Your copy of the material must match it exactly, except that pictures are dropped.

• Information shown:
········

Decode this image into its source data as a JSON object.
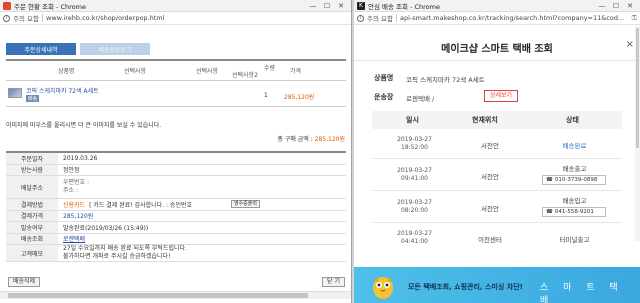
{
  "left": {
    "window_title": "주문 현황 조회 - Chrome",
    "security_label": "주의 요함",
    "url": "www.irehb.co.kr/shop/orderpop.html",
    "tabs": {
      "active": "주문상세내역",
      "inactive": "배송정보보기"
    },
    "option_headers": [
      "상품명",
      "선택사항",
      "선택사항",
      "선택사항2",
      "수량",
      "가격"
    ],
    "product": {
      "name": "코픽 스케치마카 72색 A세트",
      "badge": "배송",
      "qty": "1",
      "price": "285,120원"
    },
    "notice": "이미지에 마우스를 올리시면 더 큰 이미지를 보실 수 있습니다.",
    "total_label": "총 구매 금액 :",
    "total_value": "285,120원",
    "rows": {
      "order_date": {
        "label": "주문일자",
        "value": "2019.03.26"
      },
      "receiver": {
        "label": "받는사람",
        "value": "정안정"
      },
      "address": {
        "label": "배달주소",
        "line1": "우편번호 :",
        "line2": "주소 :"
      },
      "payment": {
        "label": "결제방법",
        "method": "신용카드",
        "detail": "[ 카드 결제 완료! 감사합니다. : 승인번호",
        "receipt": "영수증출력"
      },
      "amount": {
        "label": "결제가격",
        "value": "285,120원"
      },
      "shipping_status": {
        "label": "발송여부",
        "value": "발송완료(2019/03/26 (15:49))"
      },
      "courier": {
        "label": "배송조회",
        "value": "로젠택배"
      },
      "memo": {
        "label": "고객메모",
        "line1": "27일 수요일까지 배송 완료 되도록 부탁드립니다.",
        "line2": "불가하다면 개파로 주시길 승금하겠습니다!"
      }
    },
    "buttons": {
      "cancel": "배송삭제",
      "close": "닫 기"
    }
  },
  "right": {
    "window_title": "안심 배송 조회 - Chrome",
    "security_label": "주의 요함",
    "url": "api-smart.makeshop.co.kr/tracking/search.html?company=11&cod...",
    "page_title": "메이크샵 스마트 택배 조회",
    "close_icon": "×",
    "product_label": "상품명",
    "product_value": "코픽 스케치마카 72색 A세트",
    "courier_label": "운송장",
    "courier_value": "로젠택배 /",
    "detail_button": "상세보기",
    "track_headers": {
      "date": "일시",
      "location": "현재위치",
      "status": "상태"
    },
    "tracking": [
      {
        "date": "2019-03-27",
        "time": "18:52:00",
        "location": "서천안",
        "status": "배송완료",
        "phone": ""
      },
      {
        "date": "2019-03-27",
        "time": "09:41:00",
        "location": "서천안",
        "status": "배송출고",
        "phone": "010-3739-0898"
      },
      {
        "date": "2019-03-27",
        "time": "08:20:00",
        "location": "서천안",
        "status": "배송입고",
        "phone": "041-558-9201"
      },
      {
        "date": "2019-03-27",
        "time": "04:41:00",
        "location": "이천센터",
        "status": "터미널출고",
        "phone": ""
      }
    ],
    "banner": {
      "message": "모든 택배조회, 쇼핑관리, 스미싱 차단!",
      "brand": "스 마 트 택 배"
    }
  },
  "colors": {
    "accent_blue": "#3a72b8",
    "price_orange": "#e05a00",
    "link_blue": "#2a4d9b",
    "alert_red": "#e04040",
    "banner_blue": "#4ec0ea"
  }
}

········

• Solved exercise:
Decode this image into its source data as a JSON object.
{
  "left": {
    "window_title": "주문 현황 조회 - Chrome",
    "security_label": "주의 요함",
    "url": "www.irehb.co.kr/shop/orderpop.html",
    "tabs": {
      "active": "주문상세내역",
      "inactive": "배송정보보기"
    },
    "option_headers": [
      "상품명",
      "선택사항",
      "선택사항",
      "선택사항2",
      "수량",
      "가격"
    ],
    "product": {
      "name": "코픽 스케치마카 72색 A세트",
      "badge": "배송",
      "qty": "1",
      "price": "285,120원"
    },
    "notice": "이미지에 마우스를 올리시면 더 큰 이미지를 보실 수 있습니다.",
    "total_label": "총 구매 금액 :",
    "total_value": "285,120원",
    "rows": {
      "order_date": {
        "label": "주문일자",
        "value": "2019.03.26"
      },
      "receiver": {
        "label": "받는사람",
        "value": "정안정"
      },
      "address": {
        "label": "배달주소",
        "line1": "우편번호 :",
        "line2": "주소 :"
      },
      "payment": {
        "label": "결제방법",
        "method": "신용카드",
        "detail": "[ 카드 결제 완료! 감사합니다. : 승인번호",
        "receipt": "영수증출력"
      },
      "amount": {
        "label": "결제가격",
        "value": "285,120원"
      },
      "shipping_status": {
        "label": "발송여부",
        "value": "발송완료(2019/03/26 (15:49))"
      },
      "courier": {
        "label": "배송조회",
        "value": "로젠택배"
      },
      "memo": {
        "label": "고객메모",
        "line1": "27일 수요일까지 배송 완료 되도록 부탁드립니다.",
        "line2": "불가하다면 개파로 주시길 승금하겠습니다!"
      }
    },
    "buttons": {
      "cancel": "배송삭제",
      "close": "닫 기"
    }
  },
  "right": {
    "window_title": "안심 배송 조회 - Chrome",
    "security_label": "주의 요함",
    "url": "api-smart.makeshop.co.kr/tracking/search.html?company=11&cod...",
    "page_title": "메이크샵 스마트 택배 조회",
    "close_icon": "×",
    "product_label": "상품명",
    "product_value": "코픽 스케치마카 72색 A세트",
    "courier_label": "운송장",
    "courier_value": "로젠택배 /",
    "detail_button": "상세보기",
    "track_headers": {
      "date": "일시",
      "location": "현재위치",
      "status": "상태"
    },
    "tracking": [
      {
        "date": "2019-03-27",
        "time": "18:52:00",
        "location": "서천안",
        "status": "배송완료",
        "phone": ""
      },
      {
        "date": "2019-03-27",
        "time": "09:41:00",
        "location": "서천안",
        "status": "배송출고",
        "phone": "010-3739-0898"
      },
      {
        "date": "2019-03-27",
        "time": "08:20:00",
        "location": "서천안",
        "status": "배송입고",
        "phone": "041-558-9201"
      },
      {
        "date": "2019-03-27",
        "time": "04:41:00",
        "location": "이천센터",
        "status": "터미널출고",
        "phone": ""
      }
    ],
    "banner": {
      "message": "모든 택배조회, 쇼핑관리, 스미싱 차단!",
      "brand": "스 마 트 택 배"
    }
  },
  "colors": {
    "accent_blue": "#3a72b8",
    "price_orange": "#e05a00",
    "link_blue": "#2a4d9b",
    "alert_red": "#e04040",
    "banner_blue": "#4ec0ea"
  }
}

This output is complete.